What you need to do. Report each line of the data that includes the word "ylabel".
— start of Stored data —
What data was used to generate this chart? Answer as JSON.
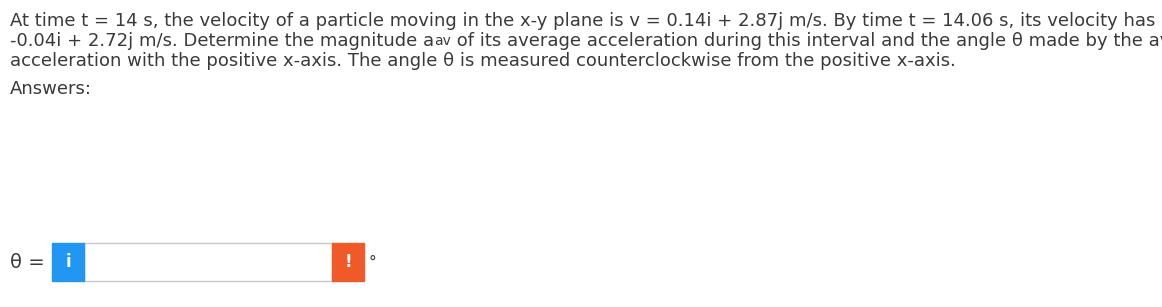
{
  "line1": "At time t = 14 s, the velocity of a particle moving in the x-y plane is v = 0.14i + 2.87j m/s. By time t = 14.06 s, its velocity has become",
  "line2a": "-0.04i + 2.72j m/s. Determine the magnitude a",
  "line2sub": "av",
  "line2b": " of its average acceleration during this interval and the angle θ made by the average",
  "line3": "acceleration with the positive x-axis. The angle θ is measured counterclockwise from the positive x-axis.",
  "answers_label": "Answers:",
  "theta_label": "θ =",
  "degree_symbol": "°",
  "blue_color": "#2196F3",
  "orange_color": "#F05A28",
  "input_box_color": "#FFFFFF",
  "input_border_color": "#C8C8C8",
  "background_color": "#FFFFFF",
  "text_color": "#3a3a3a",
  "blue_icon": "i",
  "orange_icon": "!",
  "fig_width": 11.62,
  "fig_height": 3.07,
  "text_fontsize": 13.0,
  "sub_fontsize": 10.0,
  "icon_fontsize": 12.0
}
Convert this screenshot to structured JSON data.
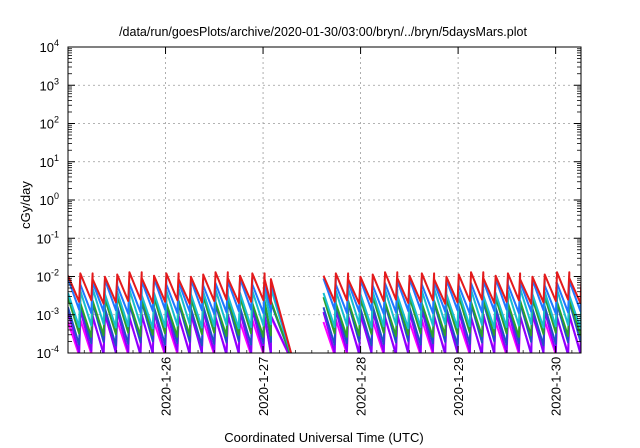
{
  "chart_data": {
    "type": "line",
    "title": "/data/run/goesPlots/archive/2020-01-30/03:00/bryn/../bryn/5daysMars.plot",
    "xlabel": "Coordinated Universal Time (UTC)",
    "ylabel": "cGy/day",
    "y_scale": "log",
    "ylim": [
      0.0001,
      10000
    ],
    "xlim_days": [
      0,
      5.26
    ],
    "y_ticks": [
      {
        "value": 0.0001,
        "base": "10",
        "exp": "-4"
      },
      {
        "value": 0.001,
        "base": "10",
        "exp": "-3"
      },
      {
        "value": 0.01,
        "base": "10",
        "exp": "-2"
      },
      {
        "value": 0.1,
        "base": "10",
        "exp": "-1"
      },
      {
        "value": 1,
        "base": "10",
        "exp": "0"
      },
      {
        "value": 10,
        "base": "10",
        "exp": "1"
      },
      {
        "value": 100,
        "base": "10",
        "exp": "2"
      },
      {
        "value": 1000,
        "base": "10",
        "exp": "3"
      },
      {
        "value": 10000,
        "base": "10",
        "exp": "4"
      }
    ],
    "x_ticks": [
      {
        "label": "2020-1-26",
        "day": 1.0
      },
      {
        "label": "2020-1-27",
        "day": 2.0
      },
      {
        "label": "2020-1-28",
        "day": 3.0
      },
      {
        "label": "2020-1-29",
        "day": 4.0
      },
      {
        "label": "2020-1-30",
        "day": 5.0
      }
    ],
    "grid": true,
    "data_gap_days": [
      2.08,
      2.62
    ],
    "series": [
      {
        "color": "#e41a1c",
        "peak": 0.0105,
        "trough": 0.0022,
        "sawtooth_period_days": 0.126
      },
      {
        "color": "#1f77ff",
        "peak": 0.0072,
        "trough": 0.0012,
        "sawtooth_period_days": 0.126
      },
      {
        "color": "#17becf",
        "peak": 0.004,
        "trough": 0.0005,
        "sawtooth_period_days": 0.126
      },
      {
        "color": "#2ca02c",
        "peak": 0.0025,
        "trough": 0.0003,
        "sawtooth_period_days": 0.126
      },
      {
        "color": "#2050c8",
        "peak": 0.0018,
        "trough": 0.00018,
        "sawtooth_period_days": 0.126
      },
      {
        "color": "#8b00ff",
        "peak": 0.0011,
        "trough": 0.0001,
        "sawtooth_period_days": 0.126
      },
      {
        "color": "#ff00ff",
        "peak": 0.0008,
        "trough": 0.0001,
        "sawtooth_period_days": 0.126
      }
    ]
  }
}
— end of Stored data —
— start of Stored data —
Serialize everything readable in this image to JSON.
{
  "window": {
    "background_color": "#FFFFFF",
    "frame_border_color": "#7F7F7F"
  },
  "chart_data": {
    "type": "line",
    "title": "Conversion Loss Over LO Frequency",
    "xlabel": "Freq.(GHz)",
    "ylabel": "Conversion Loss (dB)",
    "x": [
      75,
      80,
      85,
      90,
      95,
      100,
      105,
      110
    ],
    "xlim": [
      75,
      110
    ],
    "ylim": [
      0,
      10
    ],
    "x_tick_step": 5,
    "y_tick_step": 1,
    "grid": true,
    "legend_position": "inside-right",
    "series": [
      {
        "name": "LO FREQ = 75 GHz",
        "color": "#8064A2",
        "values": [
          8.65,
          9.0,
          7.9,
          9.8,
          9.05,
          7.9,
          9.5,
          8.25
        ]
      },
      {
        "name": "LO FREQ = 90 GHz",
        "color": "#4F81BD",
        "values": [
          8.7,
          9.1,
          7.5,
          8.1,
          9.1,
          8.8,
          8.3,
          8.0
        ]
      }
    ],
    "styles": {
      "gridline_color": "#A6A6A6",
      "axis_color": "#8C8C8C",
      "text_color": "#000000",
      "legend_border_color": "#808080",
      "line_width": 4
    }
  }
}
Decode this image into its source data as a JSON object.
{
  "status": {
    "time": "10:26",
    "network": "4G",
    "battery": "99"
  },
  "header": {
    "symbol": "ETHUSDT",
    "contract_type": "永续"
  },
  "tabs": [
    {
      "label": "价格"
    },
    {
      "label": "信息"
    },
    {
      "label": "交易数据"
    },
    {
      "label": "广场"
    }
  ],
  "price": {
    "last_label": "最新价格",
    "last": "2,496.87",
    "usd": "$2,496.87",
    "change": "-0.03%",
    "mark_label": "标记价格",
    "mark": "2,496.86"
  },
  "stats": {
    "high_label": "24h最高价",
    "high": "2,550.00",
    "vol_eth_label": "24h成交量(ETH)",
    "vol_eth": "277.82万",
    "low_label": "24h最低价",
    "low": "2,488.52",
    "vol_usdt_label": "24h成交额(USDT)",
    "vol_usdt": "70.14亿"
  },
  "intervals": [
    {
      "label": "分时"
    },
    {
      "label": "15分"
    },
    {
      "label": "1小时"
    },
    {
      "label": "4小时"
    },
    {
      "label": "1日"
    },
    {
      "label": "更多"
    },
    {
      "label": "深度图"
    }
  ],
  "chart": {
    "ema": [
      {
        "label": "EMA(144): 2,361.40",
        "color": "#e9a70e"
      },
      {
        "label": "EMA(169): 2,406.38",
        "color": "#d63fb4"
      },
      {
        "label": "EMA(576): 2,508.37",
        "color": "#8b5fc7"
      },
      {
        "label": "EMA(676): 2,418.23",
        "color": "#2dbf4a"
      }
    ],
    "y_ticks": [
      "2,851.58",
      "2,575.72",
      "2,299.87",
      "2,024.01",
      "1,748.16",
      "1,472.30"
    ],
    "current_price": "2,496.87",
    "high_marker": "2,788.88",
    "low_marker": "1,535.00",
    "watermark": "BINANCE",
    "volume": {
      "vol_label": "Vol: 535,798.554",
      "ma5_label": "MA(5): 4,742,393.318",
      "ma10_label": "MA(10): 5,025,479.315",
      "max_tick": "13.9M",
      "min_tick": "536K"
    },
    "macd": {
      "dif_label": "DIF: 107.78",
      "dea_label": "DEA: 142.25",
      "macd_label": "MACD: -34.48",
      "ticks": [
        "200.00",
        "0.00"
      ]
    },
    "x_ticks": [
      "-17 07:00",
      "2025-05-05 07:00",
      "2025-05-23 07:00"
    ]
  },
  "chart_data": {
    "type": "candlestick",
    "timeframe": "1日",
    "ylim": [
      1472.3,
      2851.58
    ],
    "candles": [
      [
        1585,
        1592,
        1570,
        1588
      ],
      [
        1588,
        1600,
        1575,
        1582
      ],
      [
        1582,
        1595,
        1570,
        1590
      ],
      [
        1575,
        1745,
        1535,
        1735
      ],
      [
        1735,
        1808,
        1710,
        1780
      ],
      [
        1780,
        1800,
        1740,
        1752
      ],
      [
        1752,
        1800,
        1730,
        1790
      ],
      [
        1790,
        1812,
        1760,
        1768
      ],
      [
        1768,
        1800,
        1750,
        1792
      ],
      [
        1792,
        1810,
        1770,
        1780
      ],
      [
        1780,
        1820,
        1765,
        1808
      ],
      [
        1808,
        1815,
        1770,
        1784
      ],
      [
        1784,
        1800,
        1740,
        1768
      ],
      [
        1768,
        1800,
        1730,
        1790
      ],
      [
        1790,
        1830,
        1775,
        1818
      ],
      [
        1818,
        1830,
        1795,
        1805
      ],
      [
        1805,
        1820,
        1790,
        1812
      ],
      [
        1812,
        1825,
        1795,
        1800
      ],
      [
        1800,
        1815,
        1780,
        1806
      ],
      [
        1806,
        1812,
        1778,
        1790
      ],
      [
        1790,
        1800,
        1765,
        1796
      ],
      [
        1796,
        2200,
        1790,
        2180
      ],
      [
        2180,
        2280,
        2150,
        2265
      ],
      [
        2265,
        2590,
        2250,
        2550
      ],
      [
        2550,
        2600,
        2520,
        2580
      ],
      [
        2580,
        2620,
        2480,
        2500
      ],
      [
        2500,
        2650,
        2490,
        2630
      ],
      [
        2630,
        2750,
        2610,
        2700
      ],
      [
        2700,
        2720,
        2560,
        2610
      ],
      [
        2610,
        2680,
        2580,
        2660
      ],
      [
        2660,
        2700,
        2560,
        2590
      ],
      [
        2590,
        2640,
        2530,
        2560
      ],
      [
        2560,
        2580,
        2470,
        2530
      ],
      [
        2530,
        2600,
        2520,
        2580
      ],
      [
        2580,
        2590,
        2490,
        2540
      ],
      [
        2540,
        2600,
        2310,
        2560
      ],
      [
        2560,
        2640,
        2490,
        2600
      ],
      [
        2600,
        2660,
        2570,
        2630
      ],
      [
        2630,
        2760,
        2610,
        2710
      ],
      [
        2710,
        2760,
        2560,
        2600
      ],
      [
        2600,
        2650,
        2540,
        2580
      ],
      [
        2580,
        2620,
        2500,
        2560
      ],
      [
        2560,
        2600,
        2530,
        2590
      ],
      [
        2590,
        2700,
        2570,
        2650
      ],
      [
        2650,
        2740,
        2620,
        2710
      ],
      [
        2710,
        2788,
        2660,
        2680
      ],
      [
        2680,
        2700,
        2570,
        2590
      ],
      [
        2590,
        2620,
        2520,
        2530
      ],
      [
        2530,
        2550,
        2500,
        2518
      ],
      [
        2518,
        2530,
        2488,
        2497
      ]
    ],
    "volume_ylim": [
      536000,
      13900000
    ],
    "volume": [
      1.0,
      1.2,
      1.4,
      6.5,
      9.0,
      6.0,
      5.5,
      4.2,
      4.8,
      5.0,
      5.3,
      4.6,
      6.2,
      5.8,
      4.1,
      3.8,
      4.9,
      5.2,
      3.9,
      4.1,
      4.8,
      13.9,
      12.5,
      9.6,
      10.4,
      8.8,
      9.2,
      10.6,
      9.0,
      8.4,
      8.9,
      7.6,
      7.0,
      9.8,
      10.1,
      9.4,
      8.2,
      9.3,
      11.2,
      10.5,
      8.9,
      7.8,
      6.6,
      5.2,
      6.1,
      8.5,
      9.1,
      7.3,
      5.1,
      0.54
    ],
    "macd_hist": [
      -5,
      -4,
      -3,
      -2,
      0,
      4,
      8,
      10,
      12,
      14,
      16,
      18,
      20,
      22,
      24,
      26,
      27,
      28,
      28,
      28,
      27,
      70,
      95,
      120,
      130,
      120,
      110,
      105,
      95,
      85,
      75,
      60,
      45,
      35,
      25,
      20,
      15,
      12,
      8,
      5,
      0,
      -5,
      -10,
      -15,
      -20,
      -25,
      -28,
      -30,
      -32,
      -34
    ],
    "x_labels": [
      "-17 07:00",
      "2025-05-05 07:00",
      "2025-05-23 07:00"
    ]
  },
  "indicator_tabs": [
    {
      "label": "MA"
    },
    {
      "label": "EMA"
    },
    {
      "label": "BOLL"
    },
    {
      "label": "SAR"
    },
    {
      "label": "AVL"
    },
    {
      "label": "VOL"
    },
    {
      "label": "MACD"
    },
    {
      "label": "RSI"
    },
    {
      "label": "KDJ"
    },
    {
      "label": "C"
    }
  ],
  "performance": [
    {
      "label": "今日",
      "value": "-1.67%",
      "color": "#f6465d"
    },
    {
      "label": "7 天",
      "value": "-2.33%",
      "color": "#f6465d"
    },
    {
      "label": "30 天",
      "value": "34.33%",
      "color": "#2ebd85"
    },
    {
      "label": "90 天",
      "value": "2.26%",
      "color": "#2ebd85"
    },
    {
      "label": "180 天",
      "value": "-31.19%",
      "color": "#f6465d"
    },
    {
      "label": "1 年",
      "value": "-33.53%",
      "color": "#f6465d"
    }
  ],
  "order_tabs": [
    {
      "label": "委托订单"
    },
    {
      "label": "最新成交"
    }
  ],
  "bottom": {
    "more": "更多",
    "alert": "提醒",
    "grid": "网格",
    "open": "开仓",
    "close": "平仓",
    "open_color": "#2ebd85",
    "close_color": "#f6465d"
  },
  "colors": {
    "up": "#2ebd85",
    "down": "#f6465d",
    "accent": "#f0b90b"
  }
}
— end of Stored data —
Answer in full.
    "ylabel": "cGy/day",
    "ylabel": "Conversion Loss (dB)",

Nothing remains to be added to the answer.